— start —

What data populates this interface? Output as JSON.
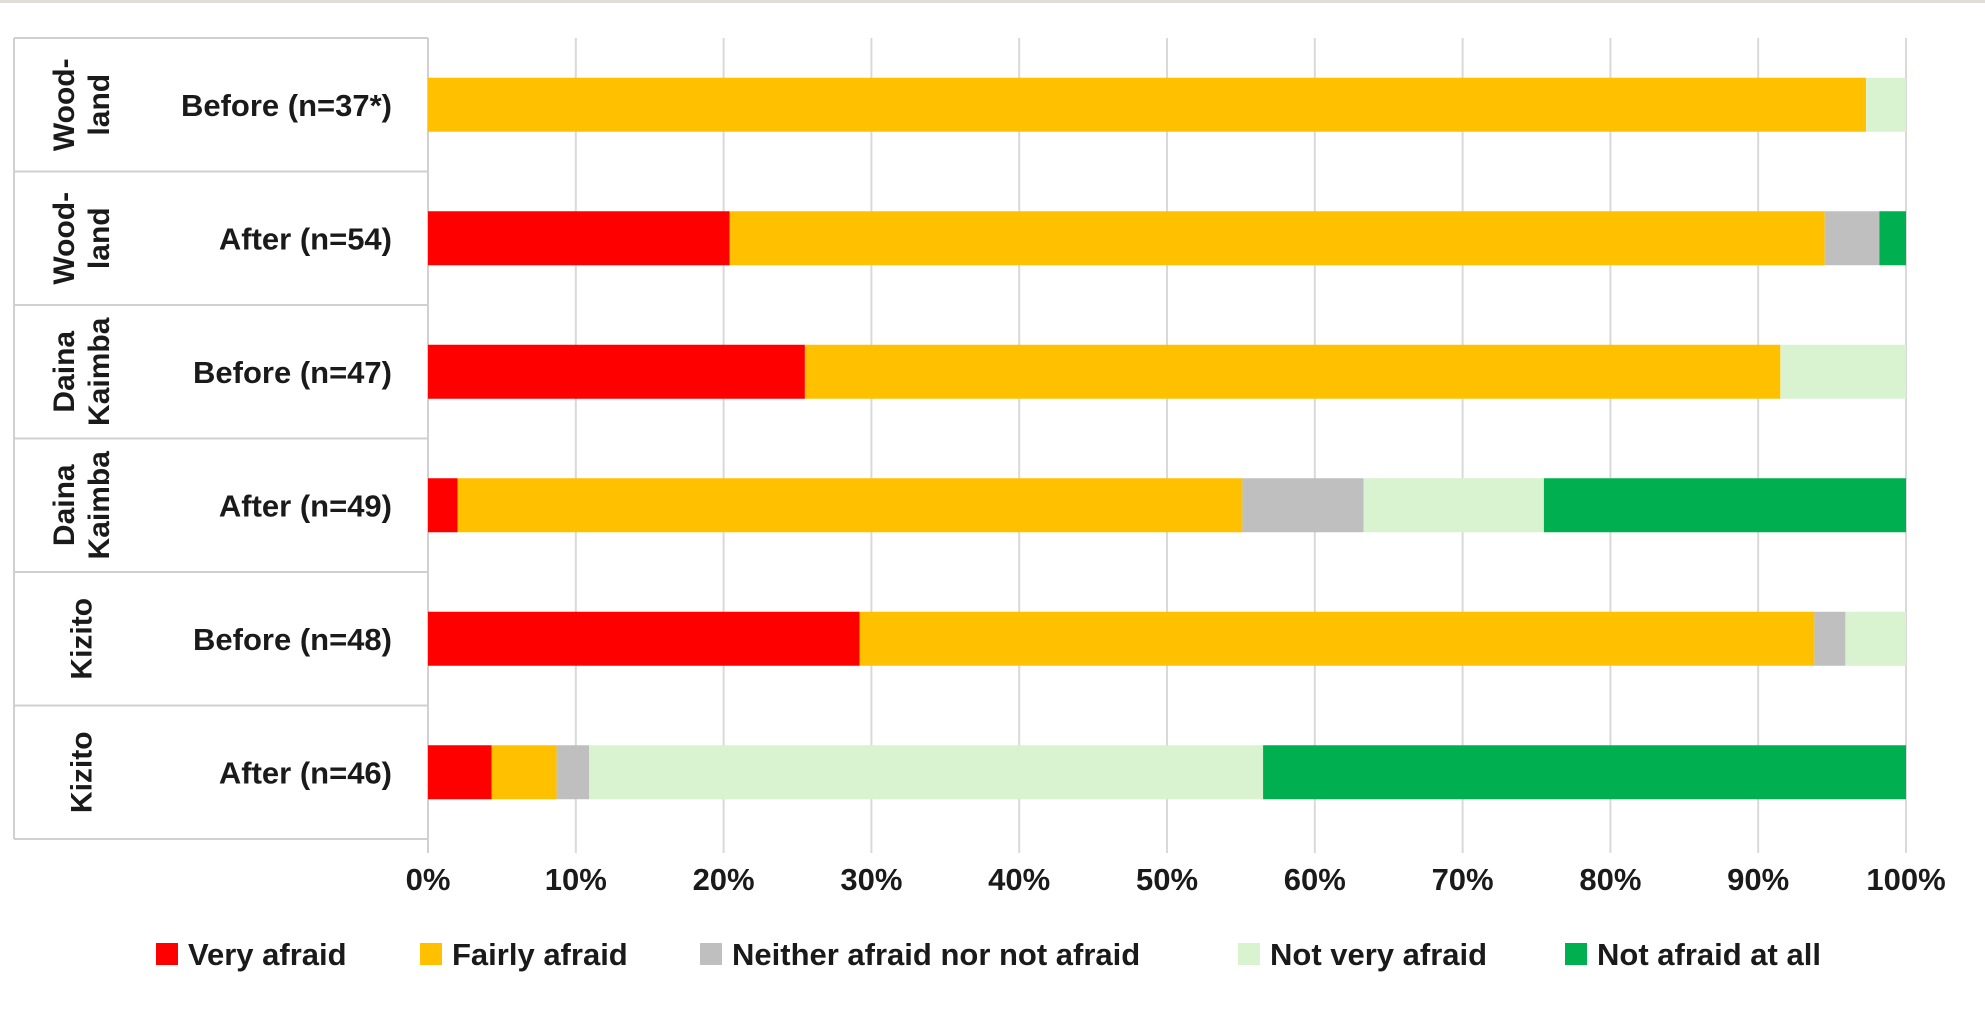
{
  "chart_data": {
    "type": "bar",
    "orientation": "horizontal",
    "stacked": "percent",
    "categories": [
      {
        "group": "Wood-\nland",
        "label": "Before (n=37*)"
      },
      {
        "group": "Wood-\nland",
        "label": "After (n=54)"
      },
      {
        "group": "Daina\nKaimba",
        "label": "Before (n=47)"
      },
      {
        "group": "Daina\nKaimba",
        "label": "After (n=49)"
      },
      {
        "group": "Kizito",
        "label": "Before (n=48)"
      },
      {
        "group": "Kizito",
        "label": "After (n=46)"
      }
    ],
    "series": [
      {
        "name": "Very afraid",
        "color": "#ff0000",
        "values": [
          0,
          20.4,
          25.5,
          2.0,
          29.2,
          4.3
        ]
      },
      {
        "name": "Fairly afraid",
        "color": "#ffc000",
        "values": [
          97.3,
          74.1,
          66.0,
          53.1,
          64.6,
          4.4
        ]
      },
      {
        "name": "Neither afraid nor not afraid",
        "color": "#bfbfbf",
        "values": [
          0,
          3.7,
          0,
          8.2,
          2.1,
          2.2
        ]
      },
      {
        "name": "Not very afraid",
        "color": "#d9f2d0",
        "values": [
          2.7,
          0,
          8.5,
          12.2,
          4.1,
          45.6
        ]
      },
      {
        "name": "Not afraid at all",
        "color": "#00b050",
        "values": [
          0,
          1.8,
          0,
          24.5,
          0,
          43.5
        ]
      }
    ],
    "x_ticks": [
      "0%",
      "10%",
      "20%",
      "30%",
      "40%",
      "50%",
      "60%",
      "70%",
      "80%",
      "90%",
      "100%"
    ],
    "xlim": [
      0,
      100
    ],
    "grid": true,
    "legend_position": "bottom"
  }
}
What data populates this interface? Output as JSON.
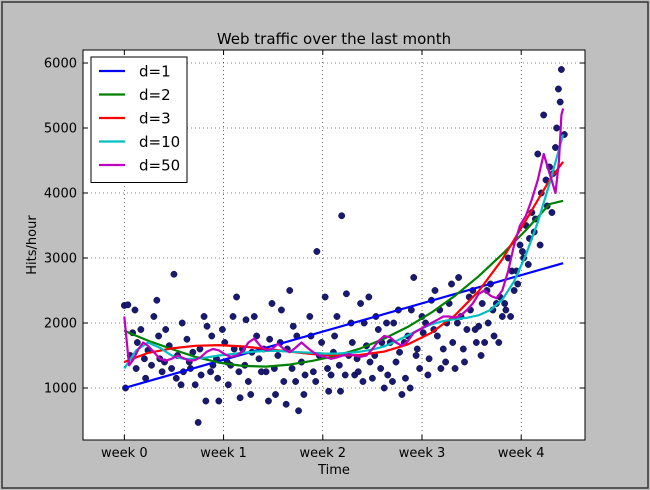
{
  "chart_data": {
    "type": "scatter",
    "title": "Web traffic over the last month",
    "xlabel": "Time",
    "ylabel": "Hits/hour",
    "xlim": [
      -70,
      780
    ],
    "ylim": [
      200,
      6200
    ],
    "x_tick_labels": [
      {
        "x": 0,
        "label": "week 0"
      },
      {
        "x": 168,
        "label": "week 1"
      },
      {
        "x": 336,
        "label": "week 2"
      },
      {
        "x": 504,
        "label": "week 3"
      },
      {
        "x": 672,
        "label": "week 4"
      }
    ],
    "y_ticks": [
      1000,
      2000,
      3000,
      4000,
      5000,
      6000
    ],
    "grid": true,
    "legend_position": "upper left",
    "scatter_color": "#191970",
    "points": [
      [
        0,
        2270
      ],
      [
        6,
        2280
      ],
      [
        14,
        1850
      ],
      [
        22,
        1700
      ],
      [
        40,
        1580
      ],
      [
        50,
        2100
      ],
      [
        60,
        1450
      ],
      [
        70,
        1900
      ],
      [
        80,
        1300
      ],
      [
        90,
        1500
      ],
      [
        100,
        1250
      ],
      [
        110,
        1400
      ],
      [
        120,
        1050
      ],
      [
        125,
        470
      ],
      [
        130,
        1200
      ],
      [
        140,
        1950
      ],
      [
        150,
        1350
      ],
      [
        160,
        800
      ],
      [
        170,
        1700
      ],
      [
        180,
        1350
      ],
      [
        190,
        2400
      ],
      [
        200,
        1600
      ],
      [
        210,
        1100
      ],
      [
        220,
        2100
      ],
      [
        228,
        1450
      ],
      [
        240,
        1250
      ],
      [
        250,
        2300
      ],
      [
        260,
        1500
      ],
      [
        270,
        1100
      ],
      [
        280,
        2500
      ],
      [
        290,
        1100
      ],
      [
        295,
        650
      ],
      [
        300,
        1400
      ],
      [
        320,
        1250
      ],
      [
        326,
        3100
      ],
      [
        340,
        2400
      ],
      [
        350,
        1200
      ],
      [
        360,
        2100
      ],
      [
        368,
        3650
      ],
      [
        380,
        1500
      ],
      [
        390,
        1200
      ],
      [
        400,
        2300
      ],
      [
        410,
        1650
      ],
      [
        420,
        1150
      ],
      [
        430,
        1900
      ],
      [
        440,
        1000
      ],
      [
        450,
        1700
      ],
      [
        460,
        1400
      ],
      [
        470,
        900
      ],
      [
        480,
        1800
      ],
      [
        490,
        2700
      ],
      [
        500,
        1300
      ],
      [
        510,
        2000
      ],
      [
        520,
        2350
      ],
      [
        530,
        1800
      ],
      [
        540,
        1600
      ],
      [
        550,
        2300
      ],
      [
        560,
        1300
      ],
      [
        570,
        2100
      ],
      [
        580,
        1900
      ],
      [
        590,
        2500
      ],
      [
        600,
        1950
      ],
      [
        610,
        1700
      ],
      [
        620,
        2600
      ],
      [
        630,
        2300
      ],
      [
        640,
        2100
      ],
      [
        650,
        3000
      ],
      [
        660,
        2500
      ],
      [
        670,
        3200
      ],
      [
        680,
        3500
      ],
      [
        690,
        3700
      ],
      [
        700,
        4600
      ],
      [
        710,
        5200
      ],
      [
        720,
        4400
      ],
      [
        735,
        5600
      ],
      [
        740,
        5900
      ],
      [
        745,
        4900
      ],
      [
        10,
        1500
      ],
      [
        20,
        1300
      ],
      [
        28,
        1900
      ],
      [
        34,
        1450
      ],
      [
        46,
        1350
      ],
      [
        55,
        2350
      ],
      [
        64,
        1250
      ],
      [
        76,
        1650
      ],
      [
        84,
        2750
      ],
      [
        96,
        1050
      ],
      [
        106,
        1750
      ],
      [
        116,
        1550
      ],
      [
        135,
        2100
      ],
      [
        146,
        1250
      ],
      [
        156,
        1450
      ],
      [
        166,
        1900
      ],
      [
        176,
        1050
      ],
      [
        186,
        1600
      ],
      [
        196,
        850
      ],
      [
        206,
        2050
      ],
      [
        216,
        1550
      ],
      [
        232,
        1250
      ],
      [
        246,
        1750
      ],
      [
        256,
        900
      ],
      [
        266,
        2200
      ],
      [
        276,
        1600
      ],
      [
        286,
        1950
      ],
      [
        306,
        1200
      ],
      [
        316,
        1800
      ],
      [
        330,
        1500
      ],
      [
        346,
        950
      ],
      [
        356,
        1800
      ],
      [
        364,
        1350
      ],
      [
        376,
        2450
      ],
      [
        386,
        1700
      ],
      [
        396,
        1250
      ],
      [
        406,
        2000
      ],
      [
        416,
        1400
      ],
      [
        426,
        2100
      ],
      [
        436,
        1700
      ],
      [
        446,
        1200
      ],
      [
        456,
        2000
      ],
      [
        466,
        1550
      ],
      [
        476,
        1150
      ],
      [
        486,
        2200
      ],
      [
        496,
        1600
      ],
      [
        506,
        1850
      ],
      [
        516,
        1450
      ],
      [
        526,
        2500
      ],
      [
        536,
        1300
      ],
      [
        546,
        2000
      ],
      [
        556,
        1700
      ],
      [
        566,
        2700
      ],
      [
        576,
        1400
      ],
      [
        586,
        2200
      ],
      [
        596,
        1700
      ],
      [
        606,
        2300
      ],
      [
        616,
        2000
      ],
      [
        626,
        1800
      ],
      [
        636,
        2400
      ],
      [
        646,
        2200
      ],
      [
        656,
        2800
      ],
      [
        666,
        2600
      ],
      [
        676,
        3000
      ],
      [
        686,
        3300
      ],
      [
        696,
        3600
      ],
      [
        706,
        4000
      ],
      [
        716,
        3800
      ],
      [
        726,
        4300
      ],
      [
        732,
        5000
      ],
      [
        2,
        1000
      ],
      [
        18,
        2200
      ],
      [
        36,
        1150
      ],
      [
        58,
        1800
      ],
      [
        68,
        1400
      ],
      [
        88,
        1150
      ],
      [
        98,
        2000
      ],
      [
        112,
        1300
      ],
      [
        128,
        1600
      ],
      [
        138,
        800
      ],
      [
        148,
        1800
      ],
      [
        158,
        1150
      ],
      [
        174,
        1400
      ],
      [
        184,
        2100
      ],
      [
        194,
        1250
      ],
      [
        204,
        1350
      ],
      [
        214,
        900
      ],
      [
        224,
        1800
      ],
      [
        236,
        1600
      ],
      [
        244,
        800
      ],
      [
        254,
        1300
      ],
      [
        264,
        1700
      ],
      [
        274,
        750
      ],
      [
        284,
        1300
      ],
      [
        292,
        1800
      ],
      [
        304,
        900
      ],
      [
        314,
        2100
      ],
      [
        324,
        1100
      ],
      [
        334,
        1700
      ],
      [
        344,
        1300
      ],
      [
        354,
        1550
      ],
      [
        366,
        950
      ],
      [
        374,
        1200
      ],
      [
        384,
        2000
      ],
      [
        394,
        1450
      ],
      [
        404,
        1100
      ],
      [
        414,
        2400
      ],
      [
        424,
        1500
      ],
      [
        434,
        1300
      ],
      [
        444,
        2000
      ],
      [
        454,
        1100
      ],
      [
        464,
        2200
      ],
      [
        474,
        1700
      ],
      [
        484,
        1000
      ],
      [
        494,
        1500
      ],
      [
        504,
        2100
      ],
      [
        514,
        1200
      ],
      [
        524,
        1900
      ],
      [
        534,
        2200
      ],
      [
        544,
        1400
      ],
      [
        554,
        2600
      ],
      [
        564,
        2000
      ],
      [
        574,
        1600
      ],
      [
        584,
        2400
      ],
      [
        594,
        1900
      ],
      [
        604,
        1500
      ],
      [
        614,
        2500
      ],
      [
        624,
        2200
      ],
      [
        634,
        1700
      ],
      [
        644,
        2300
      ],
      [
        654,
        2100
      ],
      [
        664,
        2800
      ],
      [
        674,
        3100
      ],
      [
        684,
        2900
      ],
      [
        694,
        3400
      ],
      [
        704,
        3200
      ],
      [
        714,
        4200
      ],
      [
        724,
        3700
      ],
      [
        730,
        4700
      ],
      [
        738,
        5400
      ]
    ],
    "series": [
      {
        "name": "d=1",
        "color": "#0000ff",
        "x": [
          0,
          743
        ],
        "values": [
          1000,
          2920
        ]
      },
      {
        "name": "d=2",
        "color": "#008000",
        "x": [
          0,
          40,
          80,
          120,
          160,
          200,
          240,
          280,
          320,
          360,
          400,
          440,
          480,
          520,
          560,
          600,
          640,
          680,
          720,
          743
        ],
        "values": [
          1880,
          1730,
          1600,
          1480,
          1390,
          1340,
          1330,
          1360,
          1420,
          1500,
          1610,
          1760,
          1940,
          2160,
          2420,
          2720,
          3060,
          3430,
          3830,
          3880
        ]
      },
      {
        "name": "d=3",
        "color": "#ff0000",
        "x": [
          0,
          40,
          80,
          120,
          160,
          200,
          240,
          280,
          320,
          360,
          400,
          440,
          480,
          520,
          560,
          600,
          640,
          680,
          720,
          743
        ],
        "values": [
          1400,
          1540,
          1610,
          1650,
          1660,
          1640,
          1600,
          1560,
          1520,
          1500,
          1510,
          1560,
          1670,
          1850,
          2120,
          2490,
          2980,
          3580,
          4200,
          4480
        ]
      },
      {
        "name": "d=10",
        "color": "#00bfbf",
        "x": [
          0,
          20,
          40,
          60,
          80,
          100,
          120,
          140,
          160,
          180,
          200,
          220,
          240,
          260,
          280,
          300,
          320,
          340,
          360,
          380,
          400,
          420,
          440,
          460,
          480,
          500,
          520,
          540,
          560,
          580,
          600,
          620,
          640,
          660,
          680,
          700,
          720,
          743
        ],
        "values": [
          1300,
          1580,
          1700,
          1620,
          1500,
          1450,
          1450,
          1470,
          1500,
          1520,
          1540,
          1560,
          1570,
          1570,
          1560,
          1550,
          1540,
          1530,
          1530,
          1540,
          1560,
          1590,
          1640,
          1720,
          1810,
          1900,
          1980,
          2030,
          2060,
          2080,
          2120,
          2200,
          2360,
          2640,
          3050,
          3550,
          4150,
          4900
        ]
      },
      {
        "name": "d=50",
        "color": "#bf00bf",
        "x": [
          0,
          8,
          16,
          24,
          32,
          40,
          50,
          60,
          70,
          80,
          90,
          100,
          110,
          120,
          130,
          140,
          150,
          160,
          170,
          180,
          190,
          200,
          210,
          220,
          230,
          240,
          250,
          260,
          270,
          280,
          290,
          300,
          310,
          320,
          330,
          340,
          350,
          360,
          370,
          380,
          390,
          400,
          410,
          420,
          430,
          440,
          450,
          460,
          470,
          480,
          490,
          500,
          510,
          520,
          530,
          540,
          550,
          560,
          570,
          580,
          590,
          600,
          610,
          620,
          630,
          640,
          650,
          660,
          670,
          680,
          690,
          700,
          710,
          720,
          730,
          736,
          740,
          743
        ],
        "values": [
          2100,
          1350,
          1450,
          1600,
          1700,
          1650,
          1550,
          1450,
          1420,
          1450,
          1500,
          1460,
          1420,
          1430,
          1480,
          1560,
          1600,
          1580,
          1520,
          1480,
          1500,
          1560,
          1700,
          1760,
          1650,
          1580,
          1600,
          1680,
          1600,
          1550,
          1620,
          1700,
          1620,
          1550,
          1500,
          1480,
          1450,
          1470,
          1500,
          1520,
          1500,
          1480,
          1500,
          1600,
          1720,
          1800,
          1780,
          1700,
          1650,
          1720,
          1850,
          1900,
          1950,
          2000,
          2050,
          2100,
          2100,
          2080,
          2120,
          2200,
          2300,
          2450,
          2500,
          2420,
          2380,
          2500,
          2800,
          3200,
          3500,
          3650,
          3900,
          4200,
          4600,
          4300,
          4000,
          4500,
          5200,
          5300
        ]
      }
    ]
  }
}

— end —

A line counts if it holds the word "week". Work out how many lines in the listing count, and give only that number.

5